_Do this:_
Copy each line of the entries that contains the word "Wind".

_Provided material:_
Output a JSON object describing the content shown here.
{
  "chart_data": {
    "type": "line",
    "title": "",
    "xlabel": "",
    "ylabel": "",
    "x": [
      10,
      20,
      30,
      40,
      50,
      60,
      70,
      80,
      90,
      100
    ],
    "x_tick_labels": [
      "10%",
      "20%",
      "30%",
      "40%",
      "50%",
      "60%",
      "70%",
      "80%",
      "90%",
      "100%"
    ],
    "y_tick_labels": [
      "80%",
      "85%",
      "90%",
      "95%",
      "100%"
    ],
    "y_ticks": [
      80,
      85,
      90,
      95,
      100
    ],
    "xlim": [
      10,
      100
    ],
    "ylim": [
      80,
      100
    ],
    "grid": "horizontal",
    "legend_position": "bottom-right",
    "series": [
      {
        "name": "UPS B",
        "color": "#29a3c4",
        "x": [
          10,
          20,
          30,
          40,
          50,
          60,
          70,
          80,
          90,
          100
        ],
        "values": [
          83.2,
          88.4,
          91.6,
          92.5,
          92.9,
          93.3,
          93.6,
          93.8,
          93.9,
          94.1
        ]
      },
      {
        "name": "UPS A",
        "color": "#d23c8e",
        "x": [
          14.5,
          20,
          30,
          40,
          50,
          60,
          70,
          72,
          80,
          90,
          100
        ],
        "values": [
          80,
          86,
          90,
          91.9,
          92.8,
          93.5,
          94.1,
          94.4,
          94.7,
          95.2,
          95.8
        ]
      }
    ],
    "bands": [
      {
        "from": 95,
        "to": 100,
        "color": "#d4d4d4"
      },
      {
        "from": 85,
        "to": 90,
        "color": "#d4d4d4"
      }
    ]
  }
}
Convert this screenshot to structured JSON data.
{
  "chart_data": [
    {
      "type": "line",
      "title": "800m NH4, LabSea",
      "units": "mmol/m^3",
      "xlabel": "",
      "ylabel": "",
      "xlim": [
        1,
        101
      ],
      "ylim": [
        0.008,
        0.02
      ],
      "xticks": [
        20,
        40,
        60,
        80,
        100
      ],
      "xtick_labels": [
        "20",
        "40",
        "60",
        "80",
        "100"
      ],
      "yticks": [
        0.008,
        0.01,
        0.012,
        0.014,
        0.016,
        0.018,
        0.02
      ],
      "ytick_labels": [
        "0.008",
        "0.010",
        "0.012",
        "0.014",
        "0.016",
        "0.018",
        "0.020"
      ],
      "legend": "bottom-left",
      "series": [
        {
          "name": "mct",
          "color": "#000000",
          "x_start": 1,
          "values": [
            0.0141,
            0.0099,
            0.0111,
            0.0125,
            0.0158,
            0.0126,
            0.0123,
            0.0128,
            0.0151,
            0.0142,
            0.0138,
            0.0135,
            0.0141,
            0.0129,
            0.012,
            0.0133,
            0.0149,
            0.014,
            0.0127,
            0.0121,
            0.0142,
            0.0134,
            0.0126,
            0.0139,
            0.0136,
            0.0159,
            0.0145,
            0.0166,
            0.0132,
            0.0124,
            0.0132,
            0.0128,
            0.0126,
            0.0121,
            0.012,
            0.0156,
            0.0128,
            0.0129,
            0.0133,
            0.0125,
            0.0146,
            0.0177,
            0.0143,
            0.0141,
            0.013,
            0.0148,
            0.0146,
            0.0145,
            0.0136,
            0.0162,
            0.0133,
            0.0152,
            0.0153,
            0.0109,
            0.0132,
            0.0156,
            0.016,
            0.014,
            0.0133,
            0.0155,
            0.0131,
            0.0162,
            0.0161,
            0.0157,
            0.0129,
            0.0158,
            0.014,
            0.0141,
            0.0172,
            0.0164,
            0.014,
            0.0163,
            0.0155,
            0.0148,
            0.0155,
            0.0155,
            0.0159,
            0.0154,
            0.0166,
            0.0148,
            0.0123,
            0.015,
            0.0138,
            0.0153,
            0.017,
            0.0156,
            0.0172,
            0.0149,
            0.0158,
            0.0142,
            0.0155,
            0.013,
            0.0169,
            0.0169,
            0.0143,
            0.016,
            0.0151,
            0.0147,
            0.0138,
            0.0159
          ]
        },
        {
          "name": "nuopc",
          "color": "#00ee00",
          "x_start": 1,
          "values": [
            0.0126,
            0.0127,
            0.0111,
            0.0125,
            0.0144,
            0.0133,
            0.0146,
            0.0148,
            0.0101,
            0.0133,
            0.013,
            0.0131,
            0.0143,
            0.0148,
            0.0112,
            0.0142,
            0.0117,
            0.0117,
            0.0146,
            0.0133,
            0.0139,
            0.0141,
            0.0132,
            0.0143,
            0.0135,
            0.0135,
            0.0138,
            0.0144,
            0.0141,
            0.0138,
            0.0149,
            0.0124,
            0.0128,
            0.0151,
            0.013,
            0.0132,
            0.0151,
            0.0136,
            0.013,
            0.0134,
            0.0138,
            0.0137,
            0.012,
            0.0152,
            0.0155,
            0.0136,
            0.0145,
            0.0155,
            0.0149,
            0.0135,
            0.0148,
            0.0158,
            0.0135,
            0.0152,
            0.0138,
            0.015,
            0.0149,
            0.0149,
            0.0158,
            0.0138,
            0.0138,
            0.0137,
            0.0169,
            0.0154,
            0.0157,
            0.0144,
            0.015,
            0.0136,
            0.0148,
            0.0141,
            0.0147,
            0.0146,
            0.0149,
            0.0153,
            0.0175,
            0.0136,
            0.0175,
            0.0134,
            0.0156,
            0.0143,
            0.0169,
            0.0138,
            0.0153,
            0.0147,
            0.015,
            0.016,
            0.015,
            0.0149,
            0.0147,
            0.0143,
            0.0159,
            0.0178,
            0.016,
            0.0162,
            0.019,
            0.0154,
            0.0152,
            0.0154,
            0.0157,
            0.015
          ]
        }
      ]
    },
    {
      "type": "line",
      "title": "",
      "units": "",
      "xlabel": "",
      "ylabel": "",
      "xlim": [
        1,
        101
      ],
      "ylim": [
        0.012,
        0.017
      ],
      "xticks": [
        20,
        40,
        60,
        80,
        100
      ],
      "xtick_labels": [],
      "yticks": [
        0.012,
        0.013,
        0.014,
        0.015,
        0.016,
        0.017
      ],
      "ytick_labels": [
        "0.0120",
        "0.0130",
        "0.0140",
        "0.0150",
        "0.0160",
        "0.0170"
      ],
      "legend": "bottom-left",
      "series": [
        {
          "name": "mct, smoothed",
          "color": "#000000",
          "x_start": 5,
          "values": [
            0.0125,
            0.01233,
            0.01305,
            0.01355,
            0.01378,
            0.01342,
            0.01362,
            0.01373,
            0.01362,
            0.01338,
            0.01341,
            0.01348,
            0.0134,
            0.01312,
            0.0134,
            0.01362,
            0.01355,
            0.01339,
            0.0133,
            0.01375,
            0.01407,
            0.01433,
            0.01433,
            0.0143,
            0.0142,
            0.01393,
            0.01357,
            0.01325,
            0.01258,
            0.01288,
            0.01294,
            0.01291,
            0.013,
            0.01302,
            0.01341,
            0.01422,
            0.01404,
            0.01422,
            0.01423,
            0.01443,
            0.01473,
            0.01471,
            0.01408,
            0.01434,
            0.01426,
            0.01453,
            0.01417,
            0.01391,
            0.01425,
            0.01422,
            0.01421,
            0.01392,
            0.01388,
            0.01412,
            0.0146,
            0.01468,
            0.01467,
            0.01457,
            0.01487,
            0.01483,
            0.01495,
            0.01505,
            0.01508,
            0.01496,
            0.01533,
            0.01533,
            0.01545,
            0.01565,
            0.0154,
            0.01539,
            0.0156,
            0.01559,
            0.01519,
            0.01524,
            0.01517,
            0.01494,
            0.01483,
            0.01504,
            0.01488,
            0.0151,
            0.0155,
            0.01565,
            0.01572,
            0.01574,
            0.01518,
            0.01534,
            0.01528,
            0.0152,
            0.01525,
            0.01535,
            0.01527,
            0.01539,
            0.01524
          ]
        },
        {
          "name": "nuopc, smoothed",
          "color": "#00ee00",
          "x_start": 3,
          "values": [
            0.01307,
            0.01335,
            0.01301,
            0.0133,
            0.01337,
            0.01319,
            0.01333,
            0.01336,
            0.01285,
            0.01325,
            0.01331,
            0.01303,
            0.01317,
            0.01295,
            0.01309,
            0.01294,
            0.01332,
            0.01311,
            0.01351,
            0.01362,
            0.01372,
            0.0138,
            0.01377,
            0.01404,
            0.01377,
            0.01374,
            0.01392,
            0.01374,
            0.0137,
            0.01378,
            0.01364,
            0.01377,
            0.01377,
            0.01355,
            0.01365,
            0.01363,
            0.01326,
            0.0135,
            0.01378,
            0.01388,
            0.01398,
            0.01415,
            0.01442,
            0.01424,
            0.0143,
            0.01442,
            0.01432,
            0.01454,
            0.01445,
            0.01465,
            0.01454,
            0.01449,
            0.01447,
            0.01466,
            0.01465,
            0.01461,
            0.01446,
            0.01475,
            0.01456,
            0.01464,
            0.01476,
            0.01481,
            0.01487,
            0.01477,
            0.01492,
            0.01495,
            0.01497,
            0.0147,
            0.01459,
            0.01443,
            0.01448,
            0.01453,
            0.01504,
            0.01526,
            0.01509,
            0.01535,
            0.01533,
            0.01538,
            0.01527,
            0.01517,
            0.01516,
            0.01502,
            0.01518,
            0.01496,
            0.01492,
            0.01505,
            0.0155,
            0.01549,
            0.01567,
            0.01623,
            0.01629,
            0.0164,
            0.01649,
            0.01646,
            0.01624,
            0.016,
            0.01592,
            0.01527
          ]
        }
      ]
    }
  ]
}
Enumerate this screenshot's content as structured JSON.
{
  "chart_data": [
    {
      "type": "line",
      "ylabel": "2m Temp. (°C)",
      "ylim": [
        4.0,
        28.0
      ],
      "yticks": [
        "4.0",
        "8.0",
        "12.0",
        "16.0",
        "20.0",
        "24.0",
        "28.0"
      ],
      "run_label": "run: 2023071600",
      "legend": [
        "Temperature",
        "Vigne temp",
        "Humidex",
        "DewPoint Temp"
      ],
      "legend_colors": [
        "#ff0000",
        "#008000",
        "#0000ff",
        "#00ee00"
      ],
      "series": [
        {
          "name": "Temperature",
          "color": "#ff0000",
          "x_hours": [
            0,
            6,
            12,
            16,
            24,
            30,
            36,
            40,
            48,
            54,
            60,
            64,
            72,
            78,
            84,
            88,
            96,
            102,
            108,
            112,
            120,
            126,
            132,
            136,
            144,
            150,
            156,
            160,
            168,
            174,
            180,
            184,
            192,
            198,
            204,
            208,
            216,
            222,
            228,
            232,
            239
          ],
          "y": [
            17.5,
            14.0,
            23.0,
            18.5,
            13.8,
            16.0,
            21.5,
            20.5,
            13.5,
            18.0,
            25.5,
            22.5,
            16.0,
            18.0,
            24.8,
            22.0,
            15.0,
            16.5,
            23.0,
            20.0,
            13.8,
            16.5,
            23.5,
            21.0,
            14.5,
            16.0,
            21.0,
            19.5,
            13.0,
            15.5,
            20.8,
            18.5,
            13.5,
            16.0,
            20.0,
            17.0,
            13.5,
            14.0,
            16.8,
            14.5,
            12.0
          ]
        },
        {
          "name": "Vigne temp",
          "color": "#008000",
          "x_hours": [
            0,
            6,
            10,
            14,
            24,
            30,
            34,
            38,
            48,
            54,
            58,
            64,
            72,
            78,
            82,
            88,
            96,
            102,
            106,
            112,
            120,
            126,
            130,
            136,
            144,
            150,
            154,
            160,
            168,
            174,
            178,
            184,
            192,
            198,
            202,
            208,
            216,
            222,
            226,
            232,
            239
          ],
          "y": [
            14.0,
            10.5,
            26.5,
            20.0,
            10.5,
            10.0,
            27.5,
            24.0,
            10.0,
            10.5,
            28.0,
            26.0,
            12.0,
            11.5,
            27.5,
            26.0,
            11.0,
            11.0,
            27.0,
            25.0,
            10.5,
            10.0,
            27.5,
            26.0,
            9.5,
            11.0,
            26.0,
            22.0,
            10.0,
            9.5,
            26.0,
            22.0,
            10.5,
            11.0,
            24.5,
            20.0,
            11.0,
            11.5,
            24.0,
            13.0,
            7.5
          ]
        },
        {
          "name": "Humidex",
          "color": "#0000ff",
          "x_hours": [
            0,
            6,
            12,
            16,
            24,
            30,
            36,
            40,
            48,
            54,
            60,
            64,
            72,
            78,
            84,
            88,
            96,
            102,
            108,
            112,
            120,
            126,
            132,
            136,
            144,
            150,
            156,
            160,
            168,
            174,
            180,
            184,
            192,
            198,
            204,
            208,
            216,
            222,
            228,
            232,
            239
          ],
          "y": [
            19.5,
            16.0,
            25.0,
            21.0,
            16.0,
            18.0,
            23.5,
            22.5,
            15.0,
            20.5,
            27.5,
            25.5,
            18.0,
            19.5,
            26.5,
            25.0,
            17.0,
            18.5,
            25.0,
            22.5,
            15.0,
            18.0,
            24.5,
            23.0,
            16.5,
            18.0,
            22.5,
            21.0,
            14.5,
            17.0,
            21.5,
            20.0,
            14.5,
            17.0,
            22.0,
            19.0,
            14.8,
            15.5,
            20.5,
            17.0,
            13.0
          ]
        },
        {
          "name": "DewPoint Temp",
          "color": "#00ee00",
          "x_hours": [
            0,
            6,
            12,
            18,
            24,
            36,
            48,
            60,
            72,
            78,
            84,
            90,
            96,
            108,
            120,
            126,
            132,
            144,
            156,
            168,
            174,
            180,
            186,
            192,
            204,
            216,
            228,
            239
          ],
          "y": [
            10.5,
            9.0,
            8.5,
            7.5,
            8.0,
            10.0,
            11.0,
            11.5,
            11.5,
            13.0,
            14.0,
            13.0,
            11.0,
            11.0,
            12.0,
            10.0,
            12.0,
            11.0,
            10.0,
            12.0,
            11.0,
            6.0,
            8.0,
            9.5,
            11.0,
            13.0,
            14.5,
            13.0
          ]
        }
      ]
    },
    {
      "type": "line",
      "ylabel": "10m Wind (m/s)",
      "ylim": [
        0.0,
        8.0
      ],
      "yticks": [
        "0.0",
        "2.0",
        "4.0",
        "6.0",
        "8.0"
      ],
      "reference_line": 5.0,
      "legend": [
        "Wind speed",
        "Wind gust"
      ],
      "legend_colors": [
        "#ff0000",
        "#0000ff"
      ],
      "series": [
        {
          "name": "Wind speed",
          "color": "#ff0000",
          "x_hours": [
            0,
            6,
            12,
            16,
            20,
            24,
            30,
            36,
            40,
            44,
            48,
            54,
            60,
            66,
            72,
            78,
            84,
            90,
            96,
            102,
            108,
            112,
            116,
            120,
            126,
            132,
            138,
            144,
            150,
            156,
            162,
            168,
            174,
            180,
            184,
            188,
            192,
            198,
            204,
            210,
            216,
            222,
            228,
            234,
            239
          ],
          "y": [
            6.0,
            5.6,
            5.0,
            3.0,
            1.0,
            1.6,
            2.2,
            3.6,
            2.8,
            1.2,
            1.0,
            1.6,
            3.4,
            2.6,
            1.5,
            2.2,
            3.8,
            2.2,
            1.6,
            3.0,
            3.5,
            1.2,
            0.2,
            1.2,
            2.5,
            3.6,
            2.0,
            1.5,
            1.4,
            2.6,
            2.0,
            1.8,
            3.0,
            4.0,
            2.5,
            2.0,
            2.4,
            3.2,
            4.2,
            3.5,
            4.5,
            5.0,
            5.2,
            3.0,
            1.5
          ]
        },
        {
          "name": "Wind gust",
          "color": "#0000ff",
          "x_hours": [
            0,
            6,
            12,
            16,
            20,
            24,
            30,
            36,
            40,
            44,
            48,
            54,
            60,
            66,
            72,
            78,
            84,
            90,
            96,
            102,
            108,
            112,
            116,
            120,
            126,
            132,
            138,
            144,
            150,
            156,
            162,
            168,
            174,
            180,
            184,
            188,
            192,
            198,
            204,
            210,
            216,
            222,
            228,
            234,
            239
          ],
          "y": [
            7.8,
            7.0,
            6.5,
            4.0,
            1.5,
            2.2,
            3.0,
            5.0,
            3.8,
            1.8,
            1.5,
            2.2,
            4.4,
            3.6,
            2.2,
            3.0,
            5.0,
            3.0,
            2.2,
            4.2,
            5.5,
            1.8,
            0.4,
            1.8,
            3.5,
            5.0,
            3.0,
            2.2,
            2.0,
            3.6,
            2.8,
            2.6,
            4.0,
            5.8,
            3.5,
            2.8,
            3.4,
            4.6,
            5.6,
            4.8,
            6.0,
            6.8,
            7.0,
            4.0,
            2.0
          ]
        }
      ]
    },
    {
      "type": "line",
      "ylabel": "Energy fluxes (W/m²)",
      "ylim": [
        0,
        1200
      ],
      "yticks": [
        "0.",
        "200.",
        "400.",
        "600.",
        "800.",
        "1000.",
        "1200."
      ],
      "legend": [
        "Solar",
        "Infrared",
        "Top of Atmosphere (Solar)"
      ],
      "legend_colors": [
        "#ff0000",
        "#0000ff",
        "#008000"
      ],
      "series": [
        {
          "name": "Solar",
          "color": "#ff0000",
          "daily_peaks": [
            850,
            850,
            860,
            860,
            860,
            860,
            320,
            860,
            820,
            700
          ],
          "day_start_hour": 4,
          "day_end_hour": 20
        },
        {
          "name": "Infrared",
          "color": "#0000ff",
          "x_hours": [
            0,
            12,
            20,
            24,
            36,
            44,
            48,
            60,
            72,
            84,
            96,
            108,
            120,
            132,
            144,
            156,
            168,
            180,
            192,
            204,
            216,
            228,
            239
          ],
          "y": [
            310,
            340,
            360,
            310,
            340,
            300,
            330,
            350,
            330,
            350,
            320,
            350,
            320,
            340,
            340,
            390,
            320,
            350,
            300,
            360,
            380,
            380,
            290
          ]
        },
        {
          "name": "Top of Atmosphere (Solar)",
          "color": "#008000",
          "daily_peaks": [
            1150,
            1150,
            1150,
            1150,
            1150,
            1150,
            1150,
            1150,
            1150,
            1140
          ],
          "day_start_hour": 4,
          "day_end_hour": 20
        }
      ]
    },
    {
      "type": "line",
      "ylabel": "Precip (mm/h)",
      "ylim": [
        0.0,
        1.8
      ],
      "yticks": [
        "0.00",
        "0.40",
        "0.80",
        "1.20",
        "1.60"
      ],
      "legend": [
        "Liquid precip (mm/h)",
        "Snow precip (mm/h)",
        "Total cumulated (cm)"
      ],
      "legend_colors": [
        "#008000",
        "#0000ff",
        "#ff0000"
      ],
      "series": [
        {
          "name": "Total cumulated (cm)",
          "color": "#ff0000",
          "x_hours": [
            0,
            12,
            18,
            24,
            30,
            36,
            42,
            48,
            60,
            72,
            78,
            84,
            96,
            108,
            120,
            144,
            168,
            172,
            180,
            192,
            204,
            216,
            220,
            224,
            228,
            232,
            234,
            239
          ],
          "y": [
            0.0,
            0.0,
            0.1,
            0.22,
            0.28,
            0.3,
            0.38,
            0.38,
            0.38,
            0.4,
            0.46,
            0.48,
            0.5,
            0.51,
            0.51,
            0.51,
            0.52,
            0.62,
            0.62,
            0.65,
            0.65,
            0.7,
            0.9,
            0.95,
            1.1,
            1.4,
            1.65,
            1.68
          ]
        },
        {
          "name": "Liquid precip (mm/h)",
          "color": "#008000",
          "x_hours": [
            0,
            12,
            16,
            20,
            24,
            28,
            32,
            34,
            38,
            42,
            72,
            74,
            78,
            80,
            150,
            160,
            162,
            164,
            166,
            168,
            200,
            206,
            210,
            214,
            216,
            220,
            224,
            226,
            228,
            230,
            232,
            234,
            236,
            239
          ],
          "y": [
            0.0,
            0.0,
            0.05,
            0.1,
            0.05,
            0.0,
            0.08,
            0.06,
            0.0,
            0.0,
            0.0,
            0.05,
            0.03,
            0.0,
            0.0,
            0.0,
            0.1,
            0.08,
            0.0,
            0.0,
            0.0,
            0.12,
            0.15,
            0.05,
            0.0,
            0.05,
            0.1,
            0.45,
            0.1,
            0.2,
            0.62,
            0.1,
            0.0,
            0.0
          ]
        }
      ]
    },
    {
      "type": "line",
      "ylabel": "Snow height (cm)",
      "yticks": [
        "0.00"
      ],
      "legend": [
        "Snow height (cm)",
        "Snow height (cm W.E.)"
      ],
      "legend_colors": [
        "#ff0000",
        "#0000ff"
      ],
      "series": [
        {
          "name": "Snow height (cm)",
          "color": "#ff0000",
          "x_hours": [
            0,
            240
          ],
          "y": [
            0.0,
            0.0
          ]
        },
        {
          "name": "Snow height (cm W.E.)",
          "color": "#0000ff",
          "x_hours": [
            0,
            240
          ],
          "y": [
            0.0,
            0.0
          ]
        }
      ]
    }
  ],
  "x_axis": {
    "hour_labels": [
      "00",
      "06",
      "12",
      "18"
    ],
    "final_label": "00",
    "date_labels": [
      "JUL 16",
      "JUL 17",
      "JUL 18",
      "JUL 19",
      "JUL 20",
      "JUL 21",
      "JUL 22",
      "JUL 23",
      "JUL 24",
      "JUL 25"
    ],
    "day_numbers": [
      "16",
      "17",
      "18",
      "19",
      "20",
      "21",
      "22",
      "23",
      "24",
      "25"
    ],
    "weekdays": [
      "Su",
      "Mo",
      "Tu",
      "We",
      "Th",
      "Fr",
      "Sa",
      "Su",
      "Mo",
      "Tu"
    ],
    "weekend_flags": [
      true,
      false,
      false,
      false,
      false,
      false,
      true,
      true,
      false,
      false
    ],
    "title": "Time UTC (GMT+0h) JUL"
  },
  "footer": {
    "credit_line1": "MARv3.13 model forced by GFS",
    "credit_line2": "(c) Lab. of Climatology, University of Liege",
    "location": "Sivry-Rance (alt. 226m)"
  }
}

_Expected output:_
      "ylabel": "10m Wind (m/s)",
        "Wind speed",
        "Wind gust"
          "name": "Wind speed",
          "name": "Wind gust",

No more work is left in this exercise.